What is expected:
Reproduce all the lines below exactly and omit the images.

* BEGIN Source data *

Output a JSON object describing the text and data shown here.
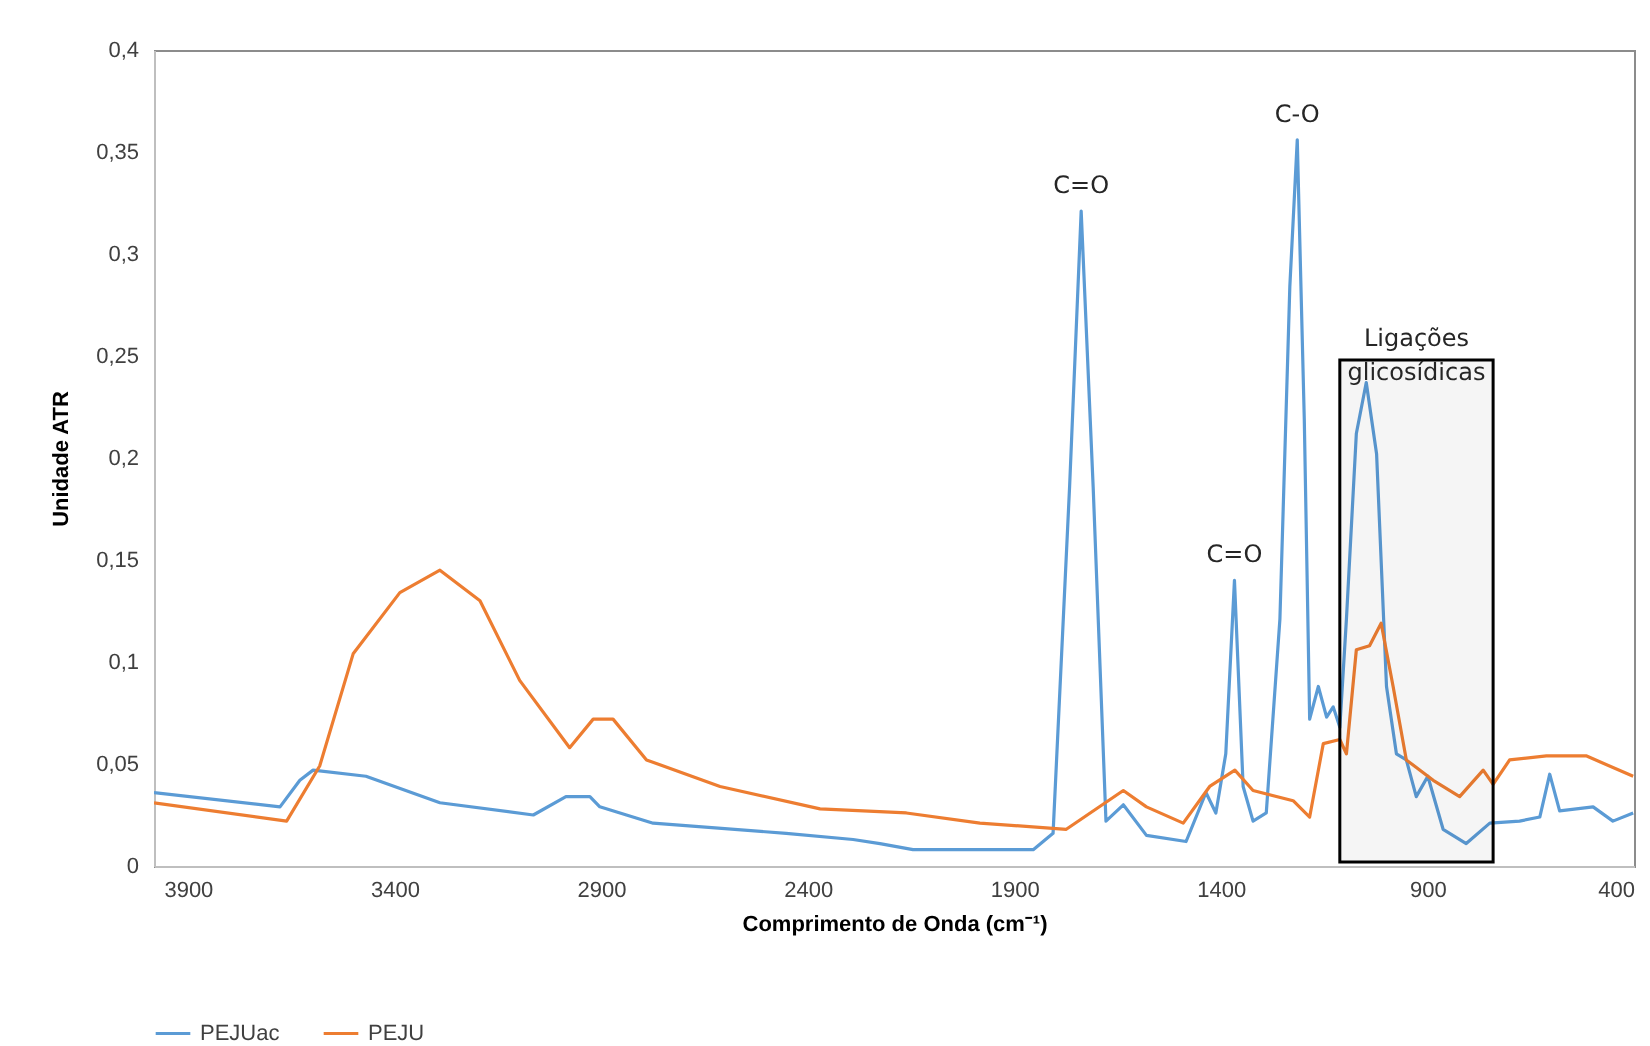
{
  "chart_data": {
    "type": "line",
    "xlabel": "Comprimento de Onda (cm⁻¹)",
    "ylabel": "Unidade ATR",
    "xlim": [
      3982,
      400
    ],
    "xticks": [
      3900,
      3400,
      2900,
      2400,
      1900,
      1400,
      900,
      400
    ],
    "ylim": [
      0,
      0.4
    ],
    "yticks": [
      0,
      {
        "value": 0.05,
        "label": "0,05"
      },
      {
        "value": 0.1,
        "label": "0,1"
      },
      {
        "value": 0.15,
        "label": "0,15"
      },
      {
        "value": 0.2,
        "label": "0,2"
      },
      {
        "value": 0.25,
        "label": "0,25"
      },
      {
        "value": 0.3,
        "label": "0,3"
      },
      {
        "value": 0.35,
        "label": "0,35"
      },
      {
        "value": 0.4,
        "label": "0,4"
      }
    ],
    "grid": false,
    "legend": "bottom",
    "marker": "none",
    "line_style": "solid",
    "series": [
      {
        "name": "PEJUac",
        "color": "#5b9bd5",
        "x": [
          3982,
          3677,
          3629,
          3597,
          3469,
          3290,
          3064,
          2985,
          2927,
          2903,
          2774,
          2452,
          2290,
          2225,
          2145,
          1854,
          1806,
          1766,
          1738,
          1709,
          1678,
          1636,
          1580,
          1484,
          1436,
          1412,
          1388,
          1367,
          1346,
          1322,
          1290,
          1257,
          1233,
          1215,
          1198,
          1185,
          1164,
          1144,
          1128,
          1112,
          1096,
          1072,
          1048,
          1023,
          999,
          975,
          951,
          927,
          899,
          862,
          806,
          749,
          677,
          628,
          604,
          580,
          499,
          451,
          402
        ],
        "values": [
          0.036,
          0.029,
          0.042,
          0.047,
          0.044,
          0.031,
          0.025,
          0.034,
          0.034,
          0.029,
          0.021,
          0.016,
          0.013,
          0.011,
          0.008,
          0.008,
          0.016,
          0.186,
          0.321,
          0.186,
          0.022,
          0.03,
          0.015,
          0.012,
          0.036,
          0.026,
          0.055,
          0.14,
          0.039,
          0.022,
          0.026,
          0.121,
          0.284,
          0.356,
          0.219,
          0.072,
          0.088,
          0.073,
          0.078,
          0.068,
          0.121,
          0.212,
          0.237,
          0.202,
          0.088,
          0.055,
          0.052,
          0.034,
          0.044,
          0.018,
          0.011,
          0.021,
          0.022,
          0.024,
          0.045,
          0.027,
          0.029,
          0.022,
          0.026
        ]
      },
      {
        "name": "PEJU",
        "color": "#ed7d31",
        "x": [
          3982,
          3661,
          3581,
          3500,
          3387,
          3290,
          3193,
          3097,
          2976,
          2919,
          2871,
          2790,
          2612,
          2370,
          2161,
          1983,
          1774,
          1636,
          1580,
          1491,
          1427,
          1366,
          1322,
          1225,
          1185,
          1152,
          1112,
          1096,
          1072,
          1040,
          1012,
          983,
          951,
          886,
          822,
          765,
          741,
          701,
          612,
          516,
          402
        ],
        "values": [
          0.031,
          0.022,
          0.049,
          0.104,
          0.134,
          0.145,
          0.13,
          0.091,
          0.058,
          0.072,
          0.072,
          0.052,
          0.039,
          0.028,
          0.026,
          0.021,
          0.018,
          0.037,
          0.029,
          0.021,
          0.039,
          0.047,
          0.037,
          0.032,
          0.024,
          0.06,
          0.062,
          0.055,
          0.106,
          0.108,
          0.119,
          0.088,
          0.052,
          0.042,
          0.034,
          0.047,
          0.04,
          0.052,
          0.054,
          0.054,
          0.044
        ]
      }
    ],
    "annotations": [
      {
        "text": "C=O",
        "x": 1738,
        "y": 0.321
      },
      {
        "text": "C=O",
        "x": 1367,
        "y": 0.14
      },
      {
        "text": "C-O",
        "x": 1215,
        "y": 0.356
      }
    ],
    "bands": [
      {
        "axis": "x",
        "from": 1112,
        "to": 741,
        "label": "Ligações glicosídicas",
        "color": "#000000"
      }
    ]
  }
}
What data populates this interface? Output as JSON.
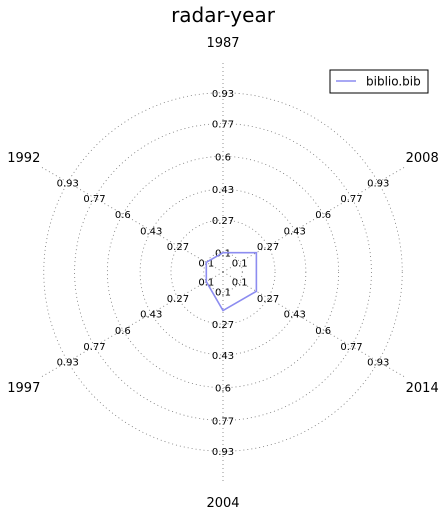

* END Source data *

Exercise response:
Output a JSON object describing the text and data shown here.
{
  "chart_data": {
    "type": "line",
    "xlabel": "Comprimento de Onda (cm⁻¹)",
    "ylabel": "Unidade ATR",
    "xlim": [
      3982,
      400
    ],
    "xticks": [
      3900,
      3400,
      2900,
      2400,
      1900,
      1400,
      900,
      400
    ],
    "ylim": [
      0,
      0.4
    ],
    "yticks": [
      0,
      {
        "value": 0.05,
        "label": "0,05"
      },
      {
        "value": 0.1,
        "label": "0,1"
      },
      {
        "value": 0.15,
        "label": "0,15"
      },
      {
        "value": 0.2,
        "label": "0,2"
      },
      {
        "value": 0.25,
        "label": "0,25"
      },
      {
        "value": 0.3,
        "label": "0,3"
      },
      {
        "value": 0.35,
        "label": "0,35"
      },
      {
        "value": 0.4,
        "label": "0,4"
      }
    ],
    "grid": false,
    "legend": "bottom",
    "marker": "none",
    "line_style": "solid",
    "series": [
      {
        "name": "PEJUac",
        "color": "#5b9bd5",
        "x": [
          3982,
          3677,
          3629,
          3597,
          3469,
          3290,
          3064,
          2985,
          2927,
          2903,
          2774,
          2452,
          2290,
          2225,
          2145,
          1854,
          1806,
          1766,
          1738,
          1709,
          1678,
          1636,
          1580,
          1484,
          1436,
          1412,
          1388,
          1367,
          1346,
          1322,
          1290,
          1257,
          1233,
          1215,
          1198,
          1185,
          1164,
          1144,
          1128,
          1112,
          1096,
          1072,
          1048,
          1023,
          999,
          975,
          951,
          927,
          899,
          862,
          806,
          749,
          677,
          628,
          604,
          580,
          499,
          451,
          402
        ],
        "values": [
          0.036,
          0.029,
          0.042,
          0.047,
          0.044,
          0.031,
          0.025,
          0.034,
          0.034,
          0.029,
          0.021,
          0.016,
          0.013,
          0.011,
          0.008,
          0.008,
          0.016,
          0.186,
          0.321,
          0.186,
          0.022,
          0.03,
          0.015,
          0.012,
          0.036,
          0.026,
          0.055,
          0.14,
          0.039,
          0.022,
          0.026,
          0.121,
          0.284,
          0.356,
          0.219,
          0.072,
          0.088,
          0.073,
          0.078,
          0.068,
          0.121,
          0.212,
          0.237,
          0.202,
          0.088,
          0.055,
          0.052,
          0.034,
          0.044,
          0.018,
          0.011,
          0.021,
          0.022,
          0.024,
          0.045,
          0.027,
          0.029,
          0.022,
          0.026
        ]
      },
      {
        "name": "PEJU",
        "color": "#ed7d31",
        "x": [
          3982,
          3661,
          3581,
          3500,
          3387,
          3290,
          3193,
          3097,
          2976,
          2919,
          2871,
          2790,
          2612,
          2370,
          2161,
          1983,
          1774,
          1636,
          1580,
          1491,
          1427,
          1366,
          1322,
          1225,
          1185,
          1152,
          1112,
          1096,
          1072,
          1040,
          1012,
          983,
          951,
          886,
          822,
          765,
          741,
          701,
          612,
          516,
          402
        ],
        "values": [
          0.031,
          0.022,
          0.049,
          0.104,
          0.134,
          0.145,
          0.13,
          0.091,
          0.058,
          0.072,
          0.072,
          0.052,
          0.039,
          0.028,
          0.026,
          0.021,
          0.018,
          0.037,
          0.029,
          0.021,
          0.039,
          0.047,
          0.037,
          0.032,
          0.024,
          0.06,
          0.062,
          0.055,
          0.106,
          0.108,
          0.119,
          0.088,
          0.052,
          0.042,
          0.034,
          0.047,
          0.04,
          0.052,
          0.054,
          0.054,
          0.044
        ]
      }
    ],
    "annotations": [
      {
        "text": "C=O",
        "x": 1738,
        "y": 0.321
      },
      {
        "text": "C=O",
        "x": 1367,
        "y": 0.14
      },
      {
        "text": "C-O",
        "x": 1215,
        "y": 0.356
      }
    ],
    "bands": [
      {
        "axis": "x",
        "from": 1112,
        "to": 741,
        "label": "Ligações glicosídicas",
        "color": "#000000"
      }
    ]
  }
}
What data populates this interface? Output as JSON.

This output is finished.